▸ Task details:
Gather each line of the entries below that includes "code".

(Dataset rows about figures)
*****
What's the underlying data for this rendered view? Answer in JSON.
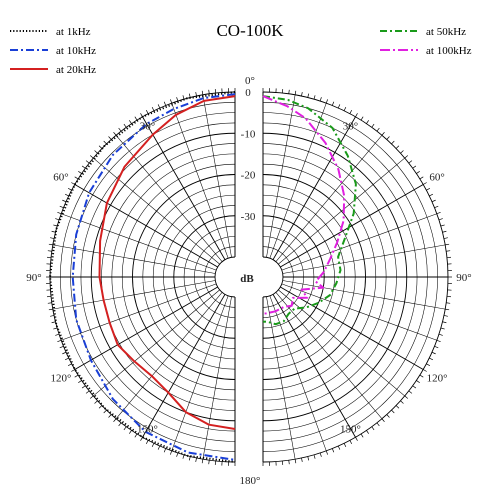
{
  "chart_data": {
    "type": "polar",
    "title": "CO-100K",
    "radial_unit": "dB",
    "radial_range_db": [
      -40,
      0
    ],
    "radial_ticks": [
      {
        "db": 0,
        "label": "0"
      },
      {
        "db": -10,
        "label": "-10"
      },
      {
        "db": -20,
        "label": "-20"
      },
      {
        "db": -30,
        "label": "-30"
      }
    ],
    "angle_ticks": [
      {
        "deg": 0,
        "label": "0°"
      },
      {
        "deg": 30,
        "label": "30°"
      },
      {
        "deg": 60,
        "label": "60°"
      },
      {
        "deg": 90,
        "label": "90°"
      },
      {
        "deg": 120,
        "label": "120°"
      },
      {
        "deg": 150,
        "label": "150°"
      },
      {
        "deg": 180,
        "label": "180°"
      }
    ],
    "left_series": [
      {
        "name": "at 1kHz",
        "color": "#000000",
        "dash": "1.2 2",
        "width": 2,
        "points": [
          [
            0,
            0
          ],
          [
            15,
            0
          ],
          [
            30,
            0
          ],
          [
            45,
            0
          ],
          [
            60,
            0
          ],
          [
            75,
            0
          ],
          [
            90,
            0
          ],
          [
            105,
            0
          ],
          [
            120,
            0
          ],
          [
            135,
            0
          ],
          [
            150,
            0
          ],
          [
            165,
            0
          ],
          [
            180,
            0
          ]
        ]
      },
      {
        "name": "at 10kHz",
        "color": "#1a3fd6",
        "dash": "8 3 2 3",
        "width": 2,
        "points": [
          [
            0,
            -0.5
          ],
          [
            10,
            -0.8
          ],
          [
            20,
            -1.5
          ],
          [
            30,
            -2
          ],
          [
            45,
            -3
          ],
          [
            60,
            -4
          ],
          [
            75,
            -5
          ],
          [
            90,
            -5.5
          ],
          [
            105,
            -5
          ],
          [
            120,
            -4.5
          ],
          [
            135,
            -3
          ],
          [
            150,
            -1.5
          ],
          [
            165,
            -0.8
          ],
          [
            180,
            -0.5
          ]
        ]
      },
      {
        "name": "at 20kHz",
        "color": "#d42020",
        "dash": "",
        "width": 2,
        "points": [
          [
            0,
            -1
          ],
          [
            10,
            -1.5
          ],
          [
            20,
            -3
          ],
          [
            30,
            -5
          ],
          [
            45,
            -7
          ],
          [
            60,
            -9
          ],
          [
            75,
            -11
          ],
          [
            90,
            -12
          ],
          [
            100,
            -12.5
          ],
          [
            110,
            -12.5
          ],
          [
            120,
            -12
          ],
          [
            130,
            -13
          ],
          [
            140,
            -13.5
          ],
          [
            150,
            -12.5
          ],
          [
            160,
            -10
          ],
          [
            170,
            -8.5
          ],
          [
            180,
            -8
          ]
        ]
      }
    ],
    "right_series": [
      {
        "name": "at 50kHz",
        "color": "#1a9a1a",
        "dash": "7 3 2 3",
        "width": 2,
        "points": [
          [
            0,
            -1
          ],
          [
            8,
            -1.5
          ],
          [
            15,
            -2.5
          ],
          [
            25,
            -5
          ],
          [
            35,
            -9
          ],
          [
            45,
            -13
          ],
          [
            55,
            -18
          ],
          [
            65,
            -23
          ],
          [
            75,
            -26
          ],
          [
            85,
            -26
          ],
          [
            95,
            -27
          ],
          [
            105,
            -28
          ],
          [
            115,
            -30
          ],
          [
            125,
            -32
          ],
          [
            135,
            -34
          ],
          [
            145,
            -34
          ],
          [
            155,
            -33
          ],
          [
            165,
            -33
          ],
          [
            175,
            -34
          ],
          [
            180,
            -34
          ]
        ]
      },
      {
        "name": "at 100kHz",
        "color": "#e020e0",
        "dash": "10 3 2 3",
        "width": 2,
        "points": [
          [
            0,
            -1
          ],
          [
            8,
            -3
          ],
          [
            15,
            -5
          ],
          [
            25,
            -9
          ],
          [
            35,
            -13
          ],
          [
            45,
            -17
          ],
          [
            55,
            -21
          ],
          [
            65,
            -25
          ],
          [
            75,
            -28
          ],
          [
            85,
            -30
          ],
          [
            95,
            -32
          ],
          [
            100,
            -30
          ],
          [
            108,
            -35
          ],
          [
            115,
            -33
          ],
          [
            125,
            -36
          ],
          [
            135,
            -35
          ],
          [
            145,
            -36
          ],
          [
            160,
            -36
          ],
          [
            175,
            -36
          ],
          [
            180,
            -36
          ]
        ]
      }
    ]
  }
}
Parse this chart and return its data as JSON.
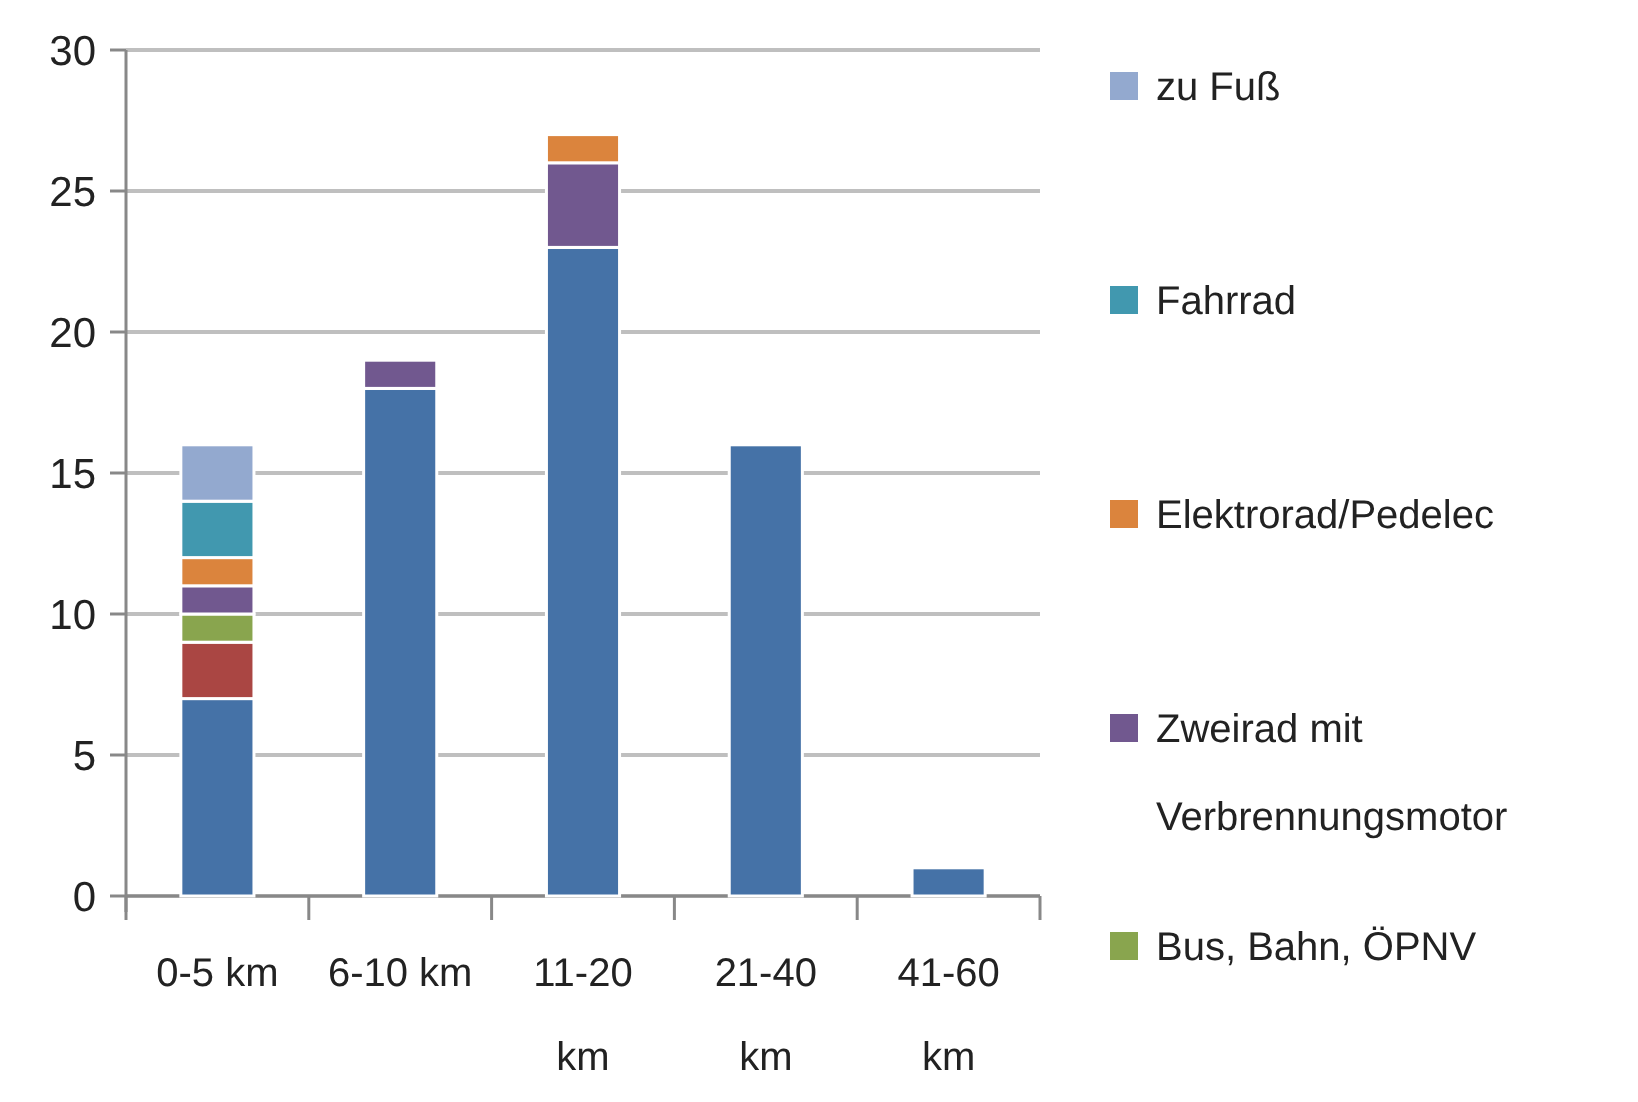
{
  "chart_data": {
    "type": "bar",
    "stacked": true,
    "categories": [
      "0-5 km",
      "6-10 km",
      "11-20 km",
      "21-40 km",
      "41-60 km"
    ],
    "series": [
      {
        "color": "#4572a7",
        "values": [
          7,
          18,
          23,
          16,
          1
        ]
      },
      {
        "color": "#aa4643",
        "values": [
          2,
          0,
          0,
          0,
          0
        ]
      },
      {
        "name": "Bus, Bahn, ÖPNV",
        "color": "#89a54e",
        "values": [
          1,
          0,
          0,
          0,
          0
        ]
      },
      {
        "name": "Zweirad mit Verbrennungsmotor",
        "color": "#71588f",
        "values": [
          1,
          1,
          3,
          0,
          0
        ]
      },
      {
        "name": "Elektrorad/Pedelec",
        "color": "#db843d",
        "values": [
          1,
          0,
          1,
          0,
          0
        ]
      },
      {
        "name": "Fahrrad",
        "color": "#4198af",
        "values": [
          2,
          0,
          0,
          0,
          0
        ]
      },
      {
        "name": "zu Fuß",
        "color": "#93a9cf",
        "values": [
          2,
          0,
          0,
          0,
          0
        ]
      }
    ],
    "ylim": [
      0,
      30
    ],
    "yticks": [
      0,
      5,
      10,
      15,
      20,
      25,
      30
    ],
    "grid": "y",
    "legend": "right"
  }
}
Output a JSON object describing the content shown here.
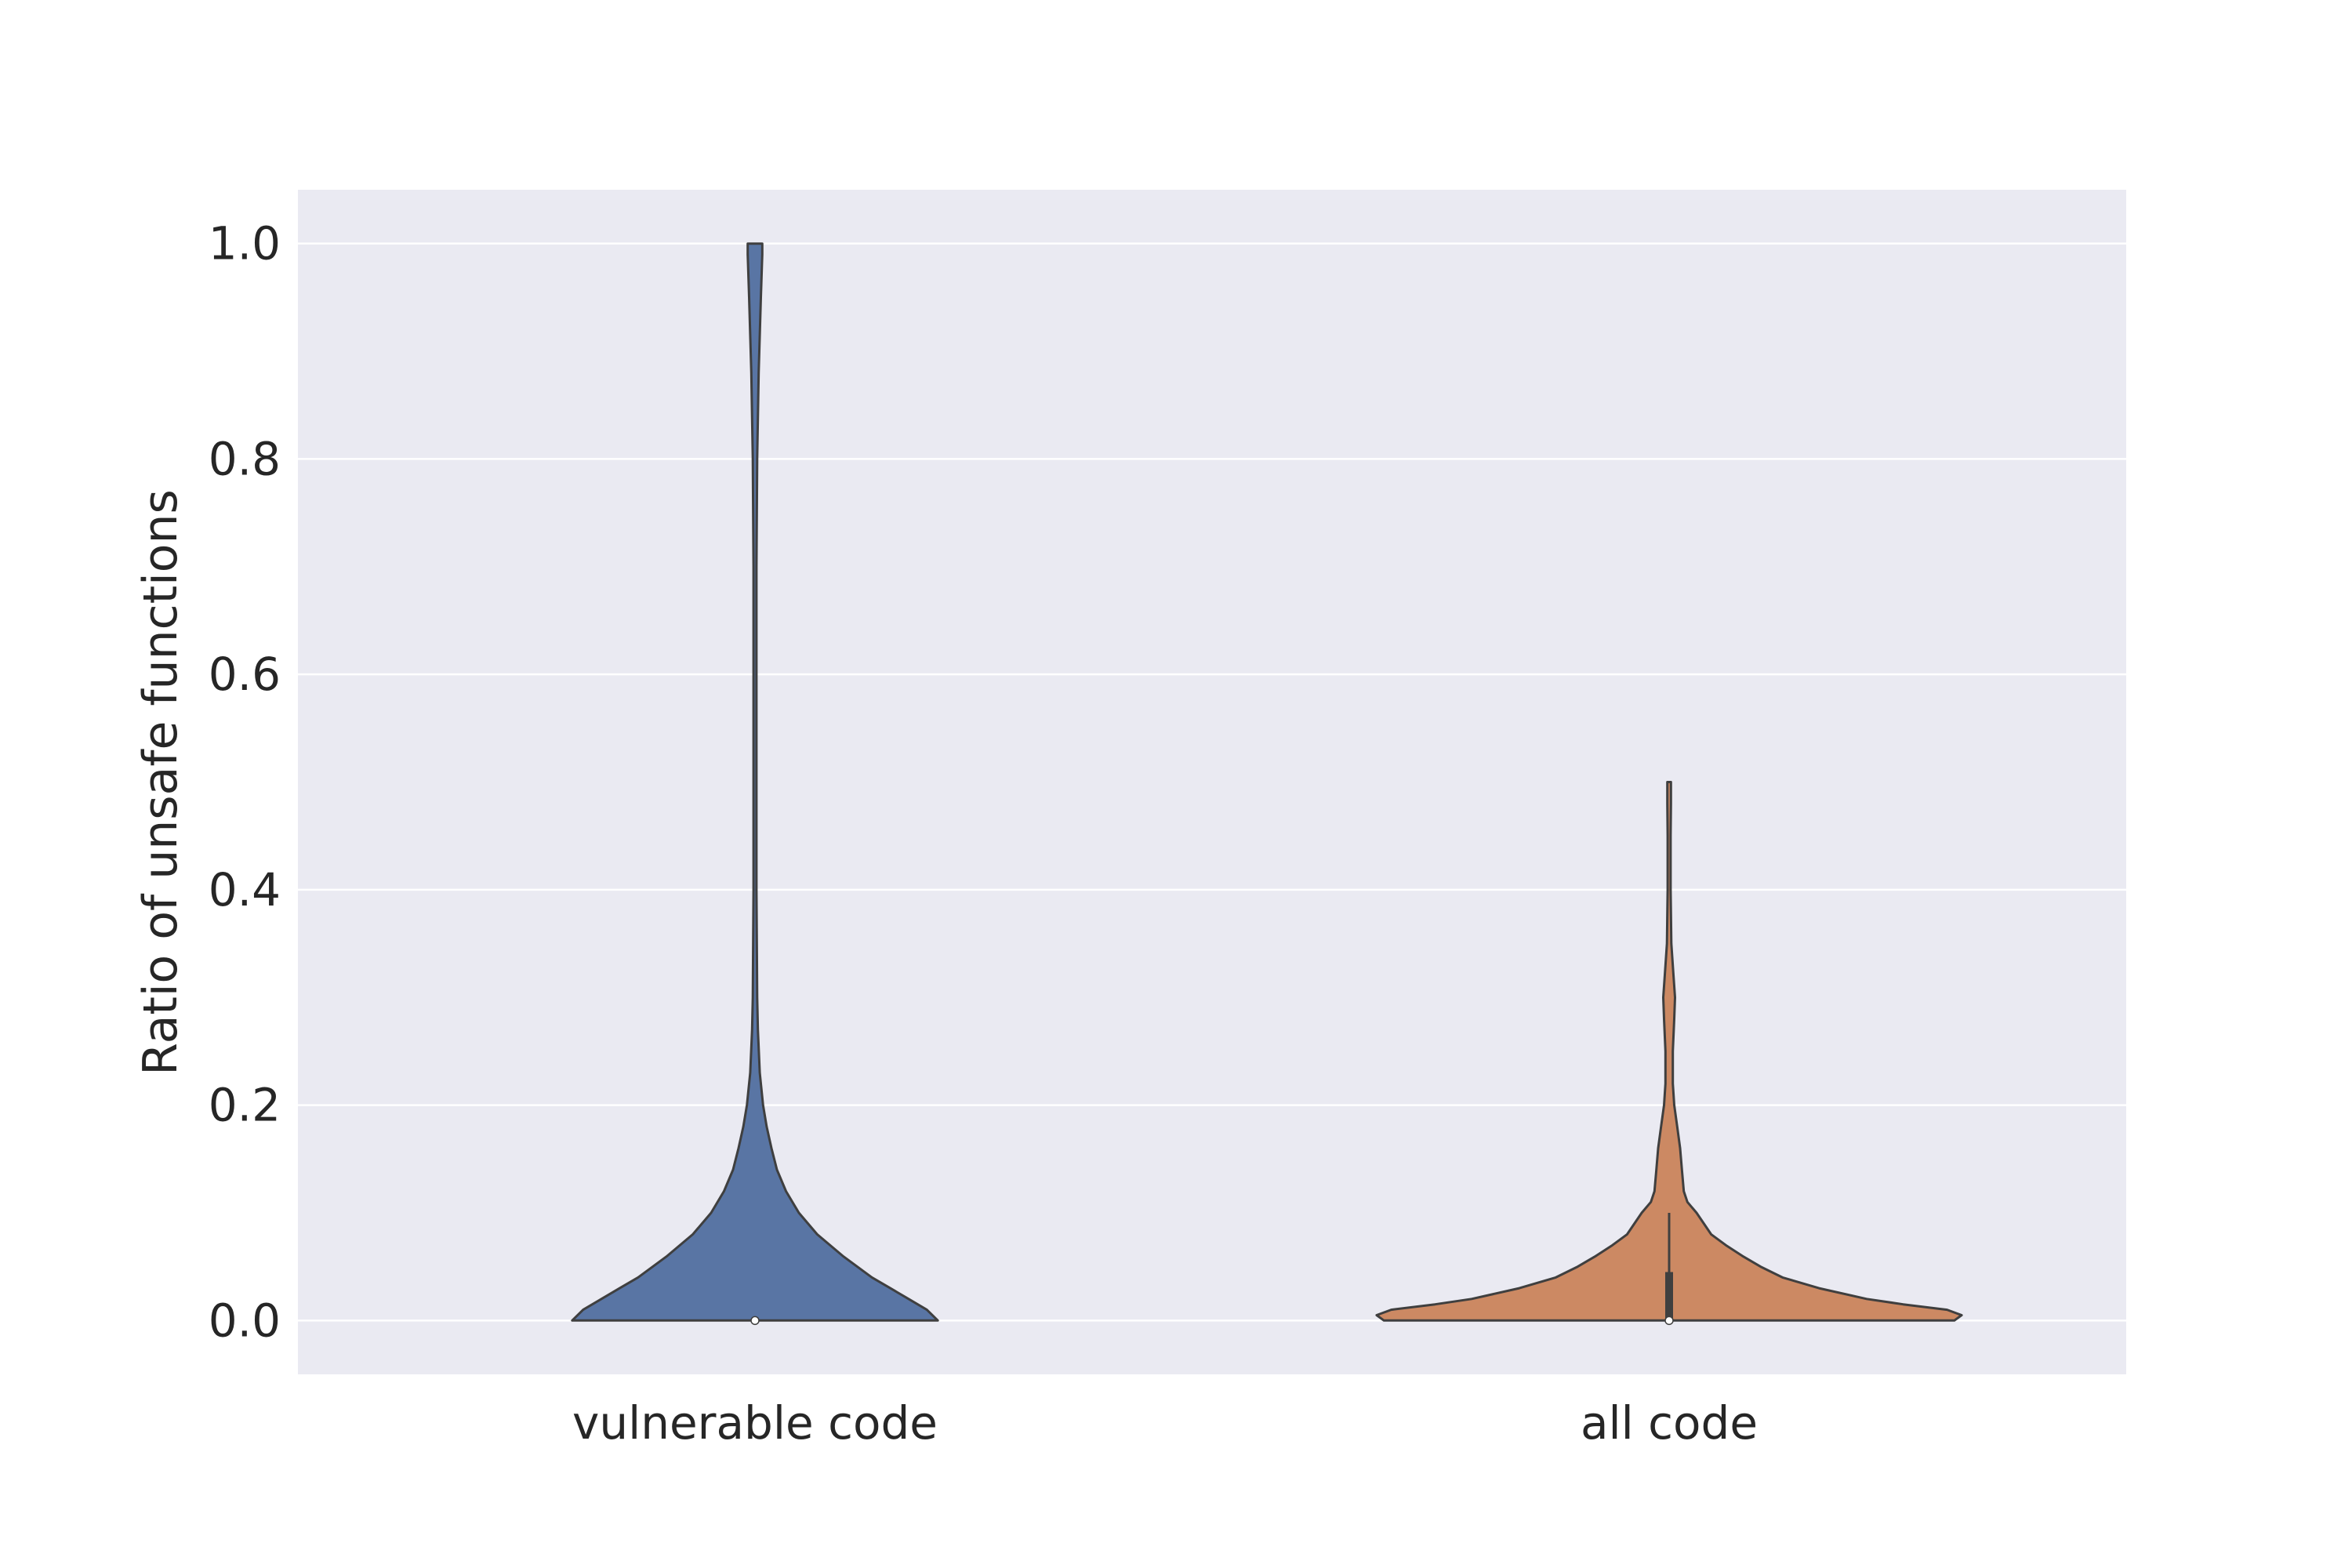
{
  "chart_data": {
    "type": "violin",
    "title": "",
    "xlabel": "",
    "ylabel": "Ratio of unsafe functions",
    "ylim": [
      -0.05,
      1.05
    ],
    "yticks": [
      "0.0",
      "0.2",
      "0.4",
      "0.6",
      "0.8",
      "1.0"
    ],
    "grid": true,
    "background": "#eaeaf2",
    "categories": [
      "vulnerable code",
      "all code"
    ],
    "series": [
      {
        "category": "vulnerable code",
        "color": "#5975a4",
        "min": 0.0,
        "max": 1.0,
        "median": 0.0,
        "q1": 0.0,
        "q3": 0.0,
        "density": [
          [
            0.0,
            0.5
          ],
          [
            0.01,
            0.47
          ],
          [
            0.02,
            0.42
          ],
          [
            0.03,
            0.37
          ],
          [
            0.04,
            0.32
          ],
          [
            0.06,
            0.24
          ],
          [
            0.08,
            0.17
          ],
          [
            0.1,
            0.12
          ],
          [
            0.12,
            0.085
          ],
          [
            0.14,
            0.06
          ],
          [
            0.16,
            0.045
          ],
          [
            0.18,
            0.032
          ],
          [
            0.2,
            0.022
          ],
          [
            0.23,
            0.013
          ],
          [
            0.27,
            0.008
          ],
          [
            0.3,
            0.006
          ],
          [
            0.4,
            0.004
          ],
          [
            0.5,
            0.004
          ],
          [
            0.6,
            0.004
          ],
          [
            0.7,
            0.004
          ],
          [
            0.8,
            0.006
          ],
          [
            0.88,
            0.01
          ],
          [
            0.95,
            0.016
          ],
          [
            0.99,
            0.02
          ],
          [
            1.0,
            0.02
          ]
        ]
      },
      {
        "category": "all code",
        "color": "#cc8963",
        "min": 0.0,
        "max": 0.5,
        "median": 0.0,
        "q1": 0.0,
        "q3": 0.045,
        "whisker_max": 0.1,
        "density": [
          [
            0.0,
            0.78
          ],
          [
            0.005,
            0.8
          ],
          [
            0.01,
            0.76
          ],
          [
            0.015,
            0.64
          ],
          [
            0.02,
            0.54
          ],
          [
            0.03,
            0.41
          ],
          [
            0.04,
            0.31
          ],
          [
            0.05,
            0.25
          ],
          [
            0.06,
            0.2
          ],
          [
            0.07,
            0.155
          ],
          [
            0.08,
            0.115
          ],
          [
            0.1,
            0.075
          ],
          [
            0.11,
            0.05
          ],
          [
            0.12,
            0.04
          ],
          [
            0.14,
            0.035
          ],
          [
            0.16,
            0.03
          ],
          [
            0.18,
            0.022
          ],
          [
            0.2,
            0.014
          ],
          [
            0.22,
            0.01
          ],
          [
            0.25,
            0.01
          ],
          [
            0.28,
            0.014
          ],
          [
            0.3,
            0.016
          ],
          [
            0.32,
            0.012
          ],
          [
            0.35,
            0.006
          ],
          [
            0.4,
            0.004
          ],
          [
            0.45,
            0.004
          ],
          [
            0.48,
            0.005
          ],
          [
            0.5,
            0.005
          ]
        ]
      }
    ]
  }
}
*****
▸ Expected answer:
      "vulnerable code",
      "all code"
        "category": "vulnerable code",
        "category": "all code",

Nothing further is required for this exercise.